*Extracted entries*:
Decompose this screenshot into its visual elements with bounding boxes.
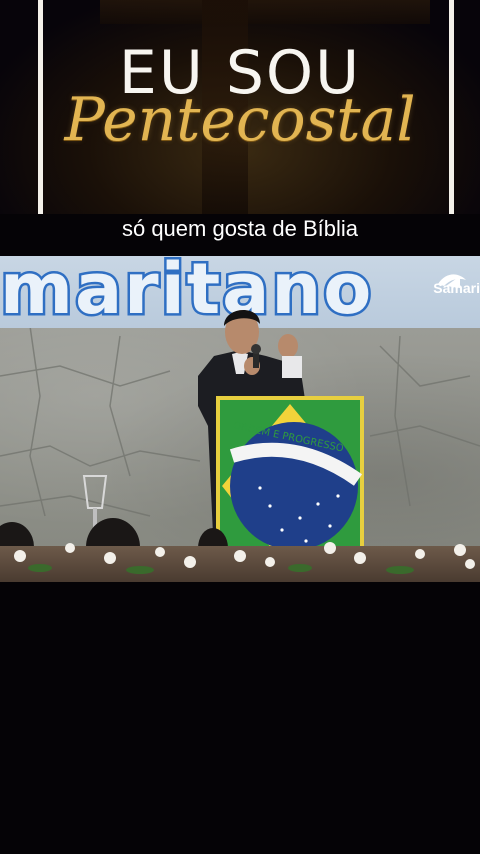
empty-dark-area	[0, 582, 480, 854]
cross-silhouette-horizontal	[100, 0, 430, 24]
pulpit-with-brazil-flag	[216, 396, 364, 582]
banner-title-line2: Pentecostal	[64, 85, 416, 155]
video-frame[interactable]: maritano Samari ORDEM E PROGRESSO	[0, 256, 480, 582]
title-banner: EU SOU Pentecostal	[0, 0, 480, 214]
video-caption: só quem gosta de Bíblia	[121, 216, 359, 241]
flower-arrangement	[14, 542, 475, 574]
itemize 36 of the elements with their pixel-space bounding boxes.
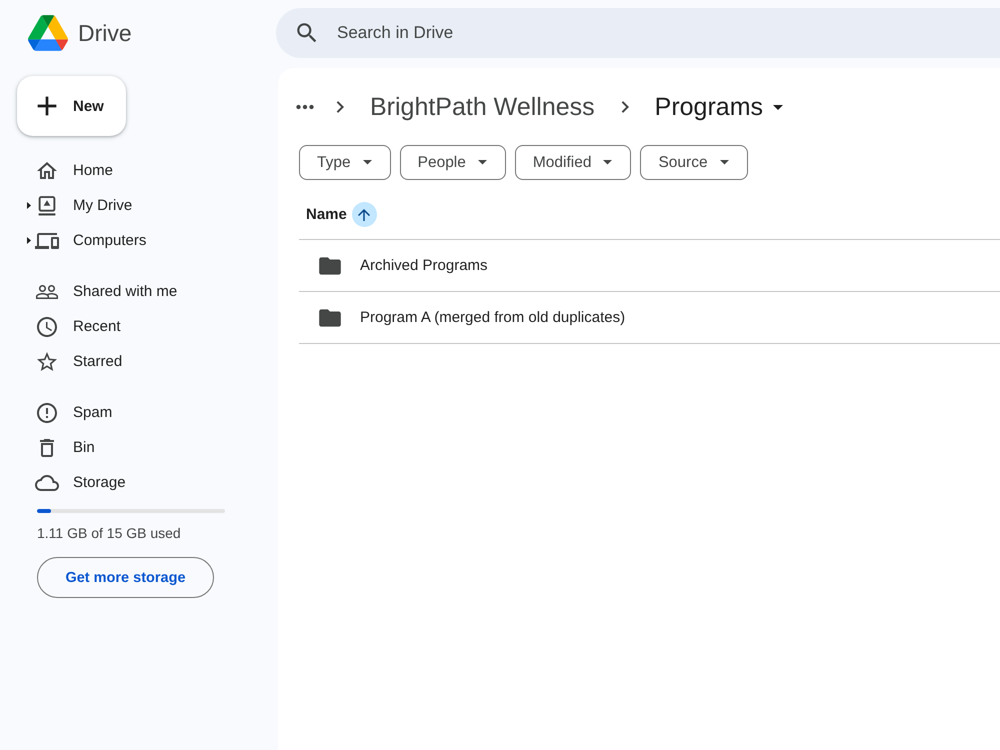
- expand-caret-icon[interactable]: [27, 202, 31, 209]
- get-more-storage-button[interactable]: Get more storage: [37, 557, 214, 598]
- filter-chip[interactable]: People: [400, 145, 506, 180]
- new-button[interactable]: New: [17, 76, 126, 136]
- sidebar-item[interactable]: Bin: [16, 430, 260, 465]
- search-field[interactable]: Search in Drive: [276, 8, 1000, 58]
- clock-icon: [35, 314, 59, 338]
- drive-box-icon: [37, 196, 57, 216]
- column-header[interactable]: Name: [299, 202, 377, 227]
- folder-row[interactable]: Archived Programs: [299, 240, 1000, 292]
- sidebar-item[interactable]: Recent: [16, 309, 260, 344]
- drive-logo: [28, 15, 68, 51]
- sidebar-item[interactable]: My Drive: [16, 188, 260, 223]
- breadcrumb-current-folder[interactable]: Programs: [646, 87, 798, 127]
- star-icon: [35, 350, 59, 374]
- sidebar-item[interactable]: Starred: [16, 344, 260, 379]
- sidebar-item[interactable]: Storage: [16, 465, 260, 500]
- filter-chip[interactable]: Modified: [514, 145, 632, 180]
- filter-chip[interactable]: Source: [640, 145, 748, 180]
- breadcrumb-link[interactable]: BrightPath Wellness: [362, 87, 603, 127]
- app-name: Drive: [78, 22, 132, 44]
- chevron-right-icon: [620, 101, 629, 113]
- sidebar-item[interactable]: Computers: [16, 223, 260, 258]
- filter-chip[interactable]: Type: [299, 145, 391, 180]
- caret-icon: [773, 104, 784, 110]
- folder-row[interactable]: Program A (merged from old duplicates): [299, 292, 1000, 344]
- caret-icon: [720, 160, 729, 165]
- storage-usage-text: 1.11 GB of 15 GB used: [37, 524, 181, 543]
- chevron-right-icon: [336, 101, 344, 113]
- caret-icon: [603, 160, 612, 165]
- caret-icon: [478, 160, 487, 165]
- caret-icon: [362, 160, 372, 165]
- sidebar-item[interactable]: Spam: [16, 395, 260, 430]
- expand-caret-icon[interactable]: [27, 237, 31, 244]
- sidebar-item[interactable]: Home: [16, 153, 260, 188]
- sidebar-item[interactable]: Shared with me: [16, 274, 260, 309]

==

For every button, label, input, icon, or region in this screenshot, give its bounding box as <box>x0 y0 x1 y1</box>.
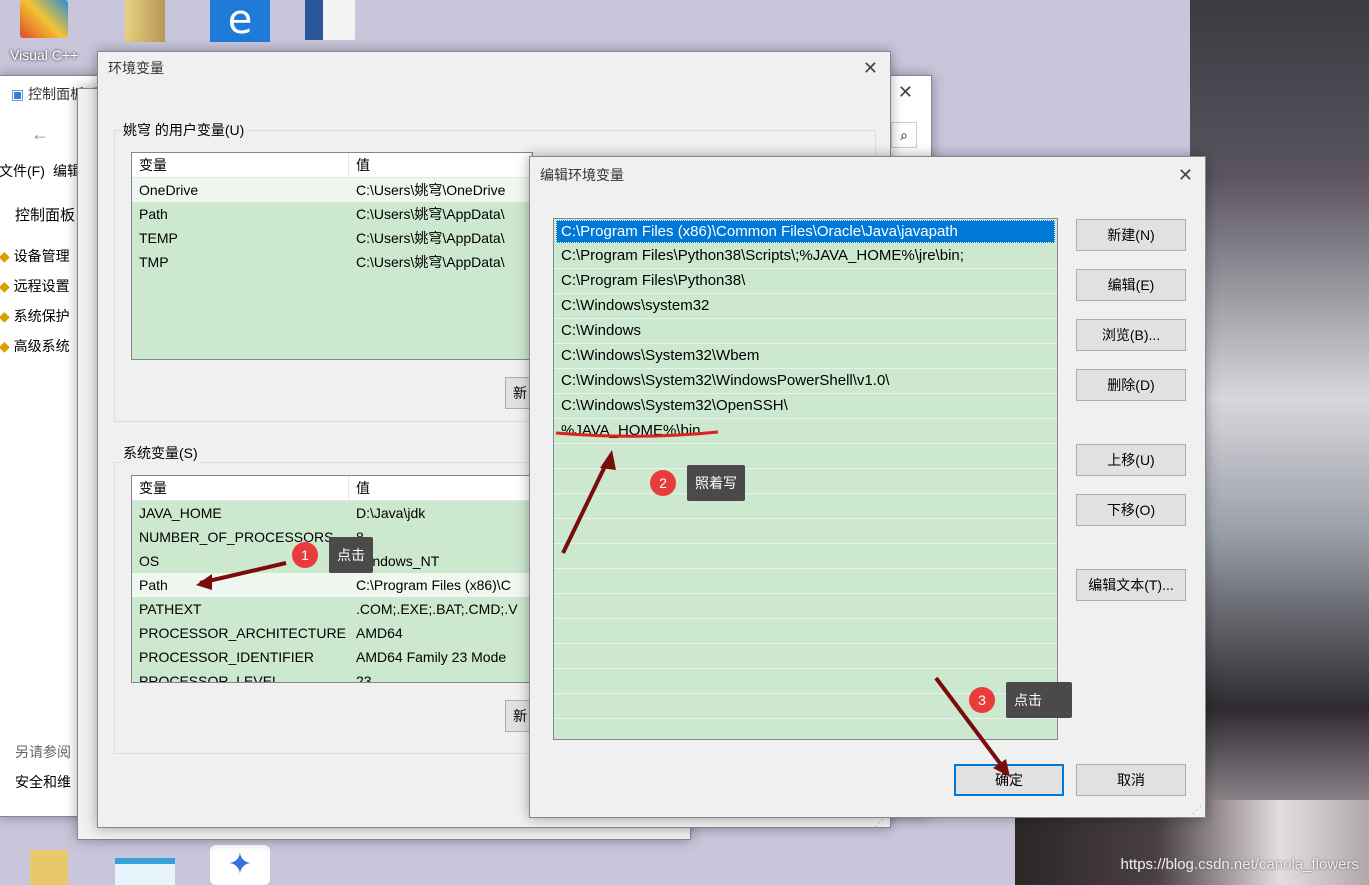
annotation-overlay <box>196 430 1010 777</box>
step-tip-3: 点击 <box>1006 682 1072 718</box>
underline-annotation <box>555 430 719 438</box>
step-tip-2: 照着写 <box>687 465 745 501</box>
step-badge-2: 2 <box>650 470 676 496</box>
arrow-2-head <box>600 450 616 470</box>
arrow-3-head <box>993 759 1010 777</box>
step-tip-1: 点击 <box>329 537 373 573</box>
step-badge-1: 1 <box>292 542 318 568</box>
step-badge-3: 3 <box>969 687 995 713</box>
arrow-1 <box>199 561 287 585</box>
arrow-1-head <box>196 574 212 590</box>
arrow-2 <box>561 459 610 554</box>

*Objective*: Could you rewrite the lines of the items as a JSON list of strings, one per line, from the line with "For every button, label, input, icon, or" up to and including the line with "arrow-2 <box>561 459 610 554</box>", leaving out blank lines and the pictures?

*Response for this exercise*:
[
  "For every button, label, input, icon, or region in this screenshot, give its bounding box as <box>x0 y0 x1 y1</box>.",
  "annotation-overlay <box>196 430 1010 777</box>",
  "step-tip-3: 点击 <box>1006 682 1072 718</box>",
  "underline-annotation <box>555 430 719 438</box>",
  "step-tip-2: 照着写 <box>687 465 745 501</box>",
  "step-badge-2: 2 <box>650 470 676 496</box>",
  "arrow-2-head <box>600 450 616 470</box>",
  "arrow-3-head <box>993 759 1010 777</box>",
  "step-tip-1: 点击 <box>329 537 373 573</box>",
  "step-badge-1: 1 <box>292 542 318 568</box>",
  "step-badge-3: 3 <box>969 687 995 713</box>",
  "arrow-1 <box>199 561 287 585</box>",
  "arrow-1-head <box>196 574 212 590</box>",
  "arrow-2 <box>561 459 610 554</box>"
]